# [Brano del documento]
--
Scenario N3: prendersi un giorno di permesso

Immagina di essere un dottorando che lavora per un progetto di ricerca di un professore maschio con il quale hai avuto molte lezioni prima di fare questo progetto. Il tuo lavoro si dovrebbe svolgere nella stanza del professore ogni martedì e giovedì. Purtroppo, il prossimo martedì hai un importante colloquio con un eventuale datore di lavoro. Il colloquio di lavoro coincide con il tuo orario di lavoro, quindi devi prenderti un giorno di permesso per potere andare al colloquio. Tu devi chiedere al tuo professore il permesso di prenderti un giorno di permesso.
--
(Dati di analisi strutturata della pagina)
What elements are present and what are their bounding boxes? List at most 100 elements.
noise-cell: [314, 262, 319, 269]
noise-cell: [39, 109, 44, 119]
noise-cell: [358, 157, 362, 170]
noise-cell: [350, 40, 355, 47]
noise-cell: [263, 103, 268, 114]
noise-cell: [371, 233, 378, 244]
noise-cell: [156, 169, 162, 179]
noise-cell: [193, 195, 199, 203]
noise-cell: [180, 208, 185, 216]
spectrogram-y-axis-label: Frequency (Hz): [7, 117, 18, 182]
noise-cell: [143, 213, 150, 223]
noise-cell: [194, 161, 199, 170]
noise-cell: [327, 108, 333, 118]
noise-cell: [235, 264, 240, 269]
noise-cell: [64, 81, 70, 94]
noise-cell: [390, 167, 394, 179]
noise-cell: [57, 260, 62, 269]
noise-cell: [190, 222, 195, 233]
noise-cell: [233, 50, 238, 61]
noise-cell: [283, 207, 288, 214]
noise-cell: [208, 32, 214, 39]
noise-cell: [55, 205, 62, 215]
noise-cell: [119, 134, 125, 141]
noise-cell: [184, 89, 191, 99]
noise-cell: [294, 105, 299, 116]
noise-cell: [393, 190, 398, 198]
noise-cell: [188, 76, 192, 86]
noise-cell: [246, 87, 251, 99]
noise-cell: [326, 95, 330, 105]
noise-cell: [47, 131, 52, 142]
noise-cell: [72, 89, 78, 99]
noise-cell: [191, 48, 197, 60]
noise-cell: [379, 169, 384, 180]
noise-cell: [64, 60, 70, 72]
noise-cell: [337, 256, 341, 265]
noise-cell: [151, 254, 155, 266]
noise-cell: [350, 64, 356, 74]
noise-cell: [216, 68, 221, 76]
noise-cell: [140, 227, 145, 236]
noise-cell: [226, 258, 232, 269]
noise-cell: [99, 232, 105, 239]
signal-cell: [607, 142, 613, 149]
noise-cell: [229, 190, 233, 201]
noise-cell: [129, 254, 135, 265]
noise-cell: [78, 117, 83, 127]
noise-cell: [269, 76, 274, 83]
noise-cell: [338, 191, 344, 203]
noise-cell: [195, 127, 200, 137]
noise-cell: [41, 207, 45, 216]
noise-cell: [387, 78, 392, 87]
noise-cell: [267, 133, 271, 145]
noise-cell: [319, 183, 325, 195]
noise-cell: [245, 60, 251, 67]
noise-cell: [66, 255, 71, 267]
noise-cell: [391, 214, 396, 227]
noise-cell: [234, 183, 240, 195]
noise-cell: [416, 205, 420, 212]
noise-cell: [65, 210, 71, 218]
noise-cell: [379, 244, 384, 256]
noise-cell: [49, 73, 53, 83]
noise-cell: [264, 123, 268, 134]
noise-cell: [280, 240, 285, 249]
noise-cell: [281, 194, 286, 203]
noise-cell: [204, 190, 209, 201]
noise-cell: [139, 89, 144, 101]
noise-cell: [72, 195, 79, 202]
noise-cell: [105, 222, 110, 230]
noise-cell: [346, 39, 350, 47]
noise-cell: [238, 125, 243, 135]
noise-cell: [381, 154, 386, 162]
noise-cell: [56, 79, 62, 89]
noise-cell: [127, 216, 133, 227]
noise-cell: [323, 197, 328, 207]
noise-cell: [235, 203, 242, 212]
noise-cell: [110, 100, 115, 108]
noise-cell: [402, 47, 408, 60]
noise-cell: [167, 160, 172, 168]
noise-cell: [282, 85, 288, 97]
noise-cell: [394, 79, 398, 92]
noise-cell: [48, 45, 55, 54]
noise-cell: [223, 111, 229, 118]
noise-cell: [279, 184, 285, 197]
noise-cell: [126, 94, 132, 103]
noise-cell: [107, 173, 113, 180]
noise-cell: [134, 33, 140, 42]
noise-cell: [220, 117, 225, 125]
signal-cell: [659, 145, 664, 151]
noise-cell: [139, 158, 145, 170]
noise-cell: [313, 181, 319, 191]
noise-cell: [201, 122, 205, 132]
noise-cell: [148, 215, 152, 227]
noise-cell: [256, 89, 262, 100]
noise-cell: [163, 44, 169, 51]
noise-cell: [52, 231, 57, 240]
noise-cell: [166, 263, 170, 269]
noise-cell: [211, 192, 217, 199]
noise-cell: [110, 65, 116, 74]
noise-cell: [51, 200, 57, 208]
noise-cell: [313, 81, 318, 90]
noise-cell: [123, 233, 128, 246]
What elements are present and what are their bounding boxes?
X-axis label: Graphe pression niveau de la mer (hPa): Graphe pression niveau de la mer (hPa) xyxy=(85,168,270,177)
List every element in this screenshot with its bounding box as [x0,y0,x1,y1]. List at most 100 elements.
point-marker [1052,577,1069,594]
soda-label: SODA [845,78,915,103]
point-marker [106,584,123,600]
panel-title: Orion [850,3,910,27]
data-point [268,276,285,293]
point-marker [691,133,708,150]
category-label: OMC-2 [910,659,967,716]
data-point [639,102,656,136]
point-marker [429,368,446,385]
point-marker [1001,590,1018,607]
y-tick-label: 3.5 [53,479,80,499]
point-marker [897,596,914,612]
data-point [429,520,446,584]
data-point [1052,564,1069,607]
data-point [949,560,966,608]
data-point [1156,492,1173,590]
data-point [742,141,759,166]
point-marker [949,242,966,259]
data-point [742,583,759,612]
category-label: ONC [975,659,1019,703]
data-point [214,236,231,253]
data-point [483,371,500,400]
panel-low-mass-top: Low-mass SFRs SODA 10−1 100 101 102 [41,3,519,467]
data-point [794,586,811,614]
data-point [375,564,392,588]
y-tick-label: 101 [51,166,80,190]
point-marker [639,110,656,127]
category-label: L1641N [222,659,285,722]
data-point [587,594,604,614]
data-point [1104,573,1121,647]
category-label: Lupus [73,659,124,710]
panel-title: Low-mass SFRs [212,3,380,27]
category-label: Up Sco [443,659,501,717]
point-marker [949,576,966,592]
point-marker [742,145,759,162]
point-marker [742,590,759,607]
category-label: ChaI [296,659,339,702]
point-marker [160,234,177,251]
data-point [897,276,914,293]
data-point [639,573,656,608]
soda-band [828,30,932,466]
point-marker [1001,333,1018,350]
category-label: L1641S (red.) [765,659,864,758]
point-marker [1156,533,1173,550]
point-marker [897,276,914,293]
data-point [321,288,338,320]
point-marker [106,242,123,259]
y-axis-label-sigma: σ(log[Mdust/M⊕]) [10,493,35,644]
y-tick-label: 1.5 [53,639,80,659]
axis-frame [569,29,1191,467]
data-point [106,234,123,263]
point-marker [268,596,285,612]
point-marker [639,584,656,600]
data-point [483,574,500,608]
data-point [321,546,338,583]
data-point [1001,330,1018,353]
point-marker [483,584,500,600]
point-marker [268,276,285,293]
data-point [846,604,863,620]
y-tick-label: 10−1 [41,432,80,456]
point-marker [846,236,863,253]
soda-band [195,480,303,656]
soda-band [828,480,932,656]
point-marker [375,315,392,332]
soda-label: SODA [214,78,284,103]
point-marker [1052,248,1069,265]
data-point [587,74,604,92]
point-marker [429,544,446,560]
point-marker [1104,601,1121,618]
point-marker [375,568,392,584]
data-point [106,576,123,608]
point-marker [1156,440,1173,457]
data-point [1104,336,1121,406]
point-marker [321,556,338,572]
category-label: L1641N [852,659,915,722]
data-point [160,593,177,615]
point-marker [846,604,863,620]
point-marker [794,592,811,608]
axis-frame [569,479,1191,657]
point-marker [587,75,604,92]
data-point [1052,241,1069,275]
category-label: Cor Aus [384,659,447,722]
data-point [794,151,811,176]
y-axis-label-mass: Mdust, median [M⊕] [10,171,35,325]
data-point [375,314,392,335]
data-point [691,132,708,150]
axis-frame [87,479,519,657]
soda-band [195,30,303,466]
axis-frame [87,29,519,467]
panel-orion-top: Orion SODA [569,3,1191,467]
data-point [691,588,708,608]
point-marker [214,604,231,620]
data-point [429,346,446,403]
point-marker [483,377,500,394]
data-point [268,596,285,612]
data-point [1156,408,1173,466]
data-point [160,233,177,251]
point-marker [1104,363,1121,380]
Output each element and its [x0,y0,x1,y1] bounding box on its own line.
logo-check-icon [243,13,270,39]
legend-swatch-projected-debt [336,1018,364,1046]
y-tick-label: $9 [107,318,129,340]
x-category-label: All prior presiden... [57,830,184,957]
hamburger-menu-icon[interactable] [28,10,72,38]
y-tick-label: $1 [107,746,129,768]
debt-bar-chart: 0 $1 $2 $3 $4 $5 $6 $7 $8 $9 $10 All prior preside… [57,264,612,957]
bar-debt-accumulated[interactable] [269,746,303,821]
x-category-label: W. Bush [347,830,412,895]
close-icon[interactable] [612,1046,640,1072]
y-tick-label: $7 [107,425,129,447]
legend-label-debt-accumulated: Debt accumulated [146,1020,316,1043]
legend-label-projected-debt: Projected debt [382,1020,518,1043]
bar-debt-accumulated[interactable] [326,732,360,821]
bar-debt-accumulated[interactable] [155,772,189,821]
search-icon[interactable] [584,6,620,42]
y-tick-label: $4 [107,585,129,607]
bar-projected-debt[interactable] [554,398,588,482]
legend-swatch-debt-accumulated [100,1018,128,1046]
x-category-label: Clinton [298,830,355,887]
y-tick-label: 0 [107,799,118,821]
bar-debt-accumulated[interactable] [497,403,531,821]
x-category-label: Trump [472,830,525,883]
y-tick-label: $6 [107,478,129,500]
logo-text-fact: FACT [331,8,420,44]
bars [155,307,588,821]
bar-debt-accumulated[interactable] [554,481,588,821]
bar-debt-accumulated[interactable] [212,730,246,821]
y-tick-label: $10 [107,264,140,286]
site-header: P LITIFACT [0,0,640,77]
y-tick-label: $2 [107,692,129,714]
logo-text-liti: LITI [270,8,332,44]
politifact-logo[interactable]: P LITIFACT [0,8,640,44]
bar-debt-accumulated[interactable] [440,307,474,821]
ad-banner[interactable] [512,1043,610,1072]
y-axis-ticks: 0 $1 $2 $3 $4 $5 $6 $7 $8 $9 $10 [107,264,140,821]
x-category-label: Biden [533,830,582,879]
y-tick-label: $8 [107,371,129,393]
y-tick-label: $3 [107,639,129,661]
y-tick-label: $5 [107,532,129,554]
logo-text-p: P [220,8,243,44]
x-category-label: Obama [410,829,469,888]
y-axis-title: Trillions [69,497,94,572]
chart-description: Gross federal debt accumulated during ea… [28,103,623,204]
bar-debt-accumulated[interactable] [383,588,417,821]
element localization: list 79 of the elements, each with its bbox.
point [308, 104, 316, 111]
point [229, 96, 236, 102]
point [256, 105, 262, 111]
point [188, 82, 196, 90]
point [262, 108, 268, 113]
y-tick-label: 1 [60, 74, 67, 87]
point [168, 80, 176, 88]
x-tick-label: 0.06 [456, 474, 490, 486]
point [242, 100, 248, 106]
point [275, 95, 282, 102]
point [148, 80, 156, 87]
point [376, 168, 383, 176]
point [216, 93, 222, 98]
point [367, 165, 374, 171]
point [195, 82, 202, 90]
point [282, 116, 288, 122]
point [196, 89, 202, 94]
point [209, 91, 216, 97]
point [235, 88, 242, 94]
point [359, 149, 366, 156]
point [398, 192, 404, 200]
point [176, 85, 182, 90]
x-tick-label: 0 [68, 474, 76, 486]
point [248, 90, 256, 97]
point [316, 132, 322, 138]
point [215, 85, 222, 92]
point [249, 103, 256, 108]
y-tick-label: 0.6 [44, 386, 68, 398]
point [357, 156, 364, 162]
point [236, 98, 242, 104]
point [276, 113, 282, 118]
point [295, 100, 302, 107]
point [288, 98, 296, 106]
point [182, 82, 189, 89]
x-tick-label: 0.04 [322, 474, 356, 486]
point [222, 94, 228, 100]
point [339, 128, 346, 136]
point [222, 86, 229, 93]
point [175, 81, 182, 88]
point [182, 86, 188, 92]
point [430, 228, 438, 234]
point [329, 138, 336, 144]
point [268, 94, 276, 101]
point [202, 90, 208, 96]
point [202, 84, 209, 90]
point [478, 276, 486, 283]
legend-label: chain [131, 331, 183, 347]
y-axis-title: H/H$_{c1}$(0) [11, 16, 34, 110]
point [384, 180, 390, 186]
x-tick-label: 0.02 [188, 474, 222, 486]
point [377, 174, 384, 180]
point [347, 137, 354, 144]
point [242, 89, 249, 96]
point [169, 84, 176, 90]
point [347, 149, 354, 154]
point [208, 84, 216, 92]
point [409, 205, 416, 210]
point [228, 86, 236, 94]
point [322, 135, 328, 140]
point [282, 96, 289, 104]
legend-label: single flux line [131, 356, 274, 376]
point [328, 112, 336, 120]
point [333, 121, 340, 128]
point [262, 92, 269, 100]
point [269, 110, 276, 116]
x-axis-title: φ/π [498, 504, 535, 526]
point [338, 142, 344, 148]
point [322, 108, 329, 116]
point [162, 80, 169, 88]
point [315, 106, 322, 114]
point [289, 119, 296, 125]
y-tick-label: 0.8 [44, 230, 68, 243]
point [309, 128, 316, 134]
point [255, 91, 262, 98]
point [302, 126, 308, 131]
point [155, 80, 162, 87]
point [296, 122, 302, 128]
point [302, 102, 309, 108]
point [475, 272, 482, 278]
--
# [Esercizio 1]
Secondo lo scenario, in quali giorni dovrebbe svolgersi il lavoro nella stanza del professore?
# [Esercizio 2]
Elenca tutte le figure, indicate per ruolo, che compaiono nello scenario.
# [Esercizio 3]
Trascrivi fedelmente il passaggio dello scenario da "Scenario N3: prendersi" a "giorno di permesso.".

# [Soluzione 1]
Ogni martedì e giovedì.

# [Soluzione 2]
Il dottorando, il professore, l'eventuale datore di lavoro.

# [Soluzione 3]
Scenario N3: prendersi un giorno di permesso

Immagina di essere un dottorando che lavora per un progetto di ricerca di un professore maschio con il quale hai avuto molte lezioni prima di fare questo progetto. Il tuo lavoro si dovrebbe svolgere nella stanza del professore ogni martedì e giovedì. Purtroppo, il prossimo martedì hai un importante colloquio con un eventuale datore di lavoro. Il colloquio di lavoro coincide con il tuo orario di lavoro, quindi devi prenderti un giorno di permesso per potere andare al colloquio. Tu devi chiedere al tuo professore il permesso di prenderti un giorno di permesso.